● **Requirement**:
Please transcribe the listing below with every word intact.

● **Records to use**:
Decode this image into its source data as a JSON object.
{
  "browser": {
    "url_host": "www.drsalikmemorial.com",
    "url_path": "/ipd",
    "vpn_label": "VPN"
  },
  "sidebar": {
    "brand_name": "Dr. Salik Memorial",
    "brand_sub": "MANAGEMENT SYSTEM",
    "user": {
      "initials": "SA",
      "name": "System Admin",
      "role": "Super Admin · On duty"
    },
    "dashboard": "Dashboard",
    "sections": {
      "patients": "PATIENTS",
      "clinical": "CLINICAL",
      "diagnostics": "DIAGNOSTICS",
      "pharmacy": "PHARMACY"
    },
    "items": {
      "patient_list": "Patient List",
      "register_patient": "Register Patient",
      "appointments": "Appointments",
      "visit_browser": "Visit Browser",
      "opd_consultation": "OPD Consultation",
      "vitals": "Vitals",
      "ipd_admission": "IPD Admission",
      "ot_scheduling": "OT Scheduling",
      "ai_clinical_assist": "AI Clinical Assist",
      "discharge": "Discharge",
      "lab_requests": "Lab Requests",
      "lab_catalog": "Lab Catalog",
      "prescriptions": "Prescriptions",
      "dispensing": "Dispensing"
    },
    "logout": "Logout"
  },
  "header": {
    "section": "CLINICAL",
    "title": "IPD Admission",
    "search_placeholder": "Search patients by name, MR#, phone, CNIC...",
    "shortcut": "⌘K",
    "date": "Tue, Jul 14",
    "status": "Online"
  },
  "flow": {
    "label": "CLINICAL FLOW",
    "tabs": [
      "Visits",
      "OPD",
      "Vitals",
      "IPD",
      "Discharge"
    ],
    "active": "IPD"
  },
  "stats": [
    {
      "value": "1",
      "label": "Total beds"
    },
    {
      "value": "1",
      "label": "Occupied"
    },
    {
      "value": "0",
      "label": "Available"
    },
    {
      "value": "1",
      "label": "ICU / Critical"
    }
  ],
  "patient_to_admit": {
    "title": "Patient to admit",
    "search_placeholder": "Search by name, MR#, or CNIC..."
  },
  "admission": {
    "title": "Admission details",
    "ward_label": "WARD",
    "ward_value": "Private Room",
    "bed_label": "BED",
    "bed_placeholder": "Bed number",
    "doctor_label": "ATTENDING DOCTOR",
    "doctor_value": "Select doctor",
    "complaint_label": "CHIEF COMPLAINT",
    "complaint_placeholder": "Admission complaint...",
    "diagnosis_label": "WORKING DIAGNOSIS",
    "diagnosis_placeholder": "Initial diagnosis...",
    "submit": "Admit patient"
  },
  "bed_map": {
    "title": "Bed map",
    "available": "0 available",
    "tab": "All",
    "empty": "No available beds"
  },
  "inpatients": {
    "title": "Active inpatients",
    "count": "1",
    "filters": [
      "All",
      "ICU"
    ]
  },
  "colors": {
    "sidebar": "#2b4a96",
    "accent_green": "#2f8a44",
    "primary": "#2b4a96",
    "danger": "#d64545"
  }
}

● **Reply**:
Decode this image into its source data as a JSON object.
{
  "browser": {
    "url_host": "www.drsalikmemorial.com",
    "url_path": "/ipd",
    "vpn_label": "VPN"
  },
  "sidebar": {
    "brand_name": "Dr. Salik Memorial",
    "brand_sub": "MANAGEMENT SYSTEM",
    "user": {
      "initials": "SA",
      "name": "System Admin",
      "role": "Super Admin · On duty"
    },
    "dashboard": "Dashboard",
    "sections": {
      "patients": "PATIENTS",
      "clinical": "CLINICAL",
      "diagnostics": "DIAGNOSTICS",
      "pharmacy": "PHARMACY"
    },
    "items": {
      "patient_list": "Patient List",
      "register_patient": "Register Patient",
      "appointments": "Appointments",
      "visit_browser": "Visit Browser",
      "opd_consultation": "OPD Consultation",
      "vitals": "Vitals",
      "ipd_admission": "IPD Admission",
      "ot_scheduling": "OT Scheduling",
      "ai_clinical_assist": "AI Clinical Assist",
      "discharge": "Discharge",
      "lab_requests": "Lab Requests",
      "lab_catalog": "Lab Catalog",
      "prescriptions": "Prescriptions",
      "dispensing": "Dispensing"
    },
    "logout": "Logout"
  },
  "header": {
    "section": "CLINICAL",
    "title": "IPD Admission",
    "search_placeholder": "Search patients by name, MR#, phone, CNIC...",
    "shortcut": "⌘K",
    "date": "Tue, Jul 14",
    "status": "Online"
  },
  "flow": {
    "label": "CLINICAL FLOW",
    "tabs": [
      "Visits",
      "OPD",
      "Vitals",
      "IPD",
      "Discharge"
    ],
    "active": "IPD"
  },
  "stats": [
    {
      "value": "1",
      "label": "Total beds"
    },
    {
      "value": "1",
      "label": "Occupied"
    },
    {
      "value": "0",
      "label": "Available"
    },
    {
      "value": "1",
      "label": "ICU / Critical"
    }
  ],
  "patient_to_admit": {
    "title": "Patient to admit",
    "search_placeholder": "Search by name, MR#, or CNIC..."
  },
  "admission": {
    "title": "Admission details",
    "ward_label": "WARD",
    "ward_value": "Private Room",
    "bed_label": "BED",
    "bed_placeholder": "Bed number",
    "doctor_label": "ATTENDING DOCTOR",
    "doctor_value": "Select doctor",
    "complaint_label": "CHIEF COMPLAINT",
    "complaint_placeholder": "Admission complaint...",
    "diagnosis_label": "WORKING DIAGNOSIS",
    "diagnosis_placeholder": "Initial diagnosis...",
    "submit": "Admit patient"
  },
  "bed_map": {
    "title": "Bed map",
    "available": "0 available",
    "tab": "All",
    "empty": "No available beds"
  },
  "inpatients": {
    "title": "Active inpatients",
    "count": "1",
    "filters": [
      "All",
      "ICU"
    ]
  },
  "colors": {
    "sidebar": "#2b4a96",
    "accent_green": "#2f8a44",
    "primary": "#2b4a96",
    "danger": "#d64545"
  }
}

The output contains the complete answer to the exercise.